WHAT IS EXPECTED ▸ Copy each line that contains the string "name".

[Data extracted from a collection]
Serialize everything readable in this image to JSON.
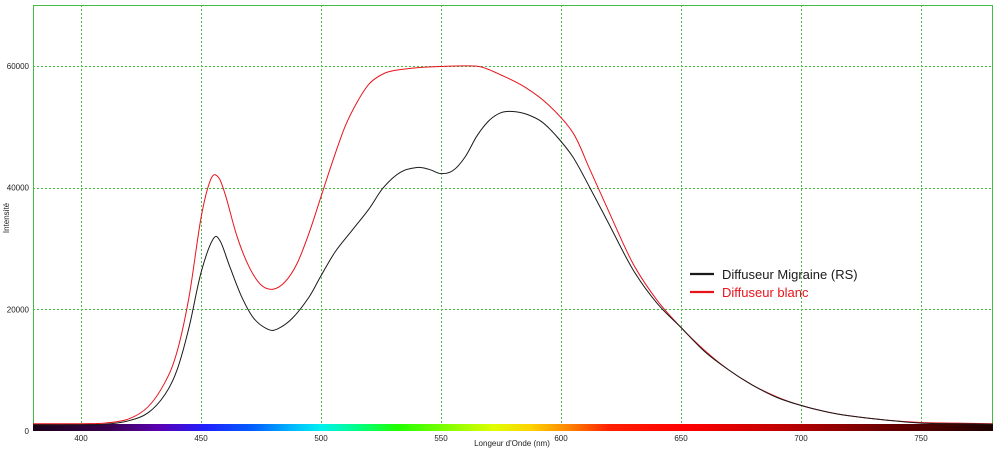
{
  "chart_data": {
    "type": "line",
    "title": "",
    "xlabel": "Longeur d'Onde (nm)",
    "ylabel": "Intensité",
    "xlim": [
      380,
      780
    ],
    "ylim": [
      0,
      70000
    ],
    "x_ticks": [
      400,
      450,
      500,
      550,
      600,
      650,
      700,
      750
    ],
    "y_ticks": [
      0,
      20000,
      40000,
      60000
    ],
    "grid": true,
    "spectrum_bar": true,
    "legend_position": "right",
    "series": [
      {
        "name": "Diffuseur Migraine (RS)",
        "color": "#1a1a1a",
        "points": [
          [
            380,
            1000
          ],
          [
            400,
            1000
          ],
          [
            410,
            1100
          ],
          [
            420,
            1700
          ],
          [
            428,
            3000
          ],
          [
            435,
            6000
          ],
          [
            440,
            10000
          ],
          [
            445,
            17000
          ],
          [
            450,
            26000
          ],
          [
            455,
            31500
          ],
          [
            458,
            31200
          ],
          [
            462,
            27000
          ],
          [
            467,
            22000
          ],
          [
            472,
            18500
          ],
          [
            478,
            16700
          ],
          [
            482,
            16800
          ],
          [
            488,
            18500
          ],
          [
            495,
            22000
          ],
          [
            500,
            25500
          ],
          [
            506,
            29500
          ],
          [
            513,
            33000
          ],
          [
            520,
            36500
          ],
          [
            526,
            40000
          ],
          [
            533,
            42500
          ],
          [
            540,
            43300
          ],
          [
            545,
            43000
          ],
          [
            550,
            42300
          ],
          [
            555,
            42800
          ],
          [
            560,
            45000
          ],
          [
            565,
            48500
          ],
          [
            570,
            51000
          ],
          [
            575,
            52300
          ],
          [
            580,
            52500
          ],
          [
            586,
            52000
          ],
          [
            592,
            50800
          ],
          [
            598,
            48500
          ],
          [
            605,
            45000
          ],
          [
            612,
            40000
          ],
          [
            620,
            34000
          ],
          [
            630,
            26500
          ],
          [
            640,
            21000
          ],
          [
            650,
            17000
          ],
          [
            660,
            13000
          ],
          [
            670,
            10000
          ],
          [
            680,
            7500
          ],
          [
            690,
            5500
          ],
          [
            700,
            4200
          ],
          [
            710,
            3200
          ],
          [
            720,
            2500
          ],
          [
            735,
            1800
          ],
          [
            750,
            1300
          ],
          [
            765,
            1200
          ],
          [
            780,
            1100
          ]
        ]
      },
      {
        "name": "Diffuseur blanc",
        "color": "#e8141c",
        "points": [
          [
            380,
            1200
          ],
          [
            400,
            1200
          ],
          [
            410,
            1300
          ],
          [
            420,
            2000
          ],
          [
            428,
            4000
          ],
          [
            435,
            8000
          ],
          [
            440,
            13000
          ],
          [
            445,
            22000
          ],
          [
            450,
            35000
          ],
          [
            454,
            41300
          ],
          [
            457,
            41800
          ],
          [
            460,
            39000
          ],
          [
            465,
            32000
          ],
          [
            470,
            27000
          ],
          [
            475,
            24000
          ],
          [
            480,
            23300
          ],
          [
            485,
            24500
          ],
          [
            490,
            27500
          ],
          [
            495,
            32500
          ],
          [
            500,
            38500
          ],
          [
            505,
            44500
          ],
          [
            510,
            50000
          ],
          [
            515,
            54000
          ],
          [
            520,
            57000
          ],
          [
            525,
            58500
          ],
          [
            530,
            59200
          ],
          [
            540,
            59700
          ],
          [
            550,
            59900
          ],
          [
            560,
            60000
          ],
          [
            567,
            59800
          ],
          [
            575,
            58500
          ],
          [
            585,
            56500
          ],
          [
            595,
            53500
          ],
          [
            605,
            49000
          ],
          [
            612,
            43000
          ],
          [
            620,
            36000
          ],
          [
            630,
            27500
          ],
          [
            640,
            21500
          ],
          [
            650,
            17000
          ],
          [
            660,
            13200
          ],
          [
            670,
            10000
          ],
          [
            680,
            7500
          ],
          [
            690,
            5600
          ],
          [
            700,
            4200
          ],
          [
            710,
            3200
          ],
          [
            720,
            2500
          ],
          [
            735,
            1800
          ],
          [
            750,
            1400
          ],
          [
            765,
            1300
          ],
          [
            780,
            1200
          ]
        ]
      }
    ]
  }
}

ANSWER TO THIS PROBLEM ▸
        "name": "Diffuseur Migraine (RS)",
        "name": "Diffuseur blanc",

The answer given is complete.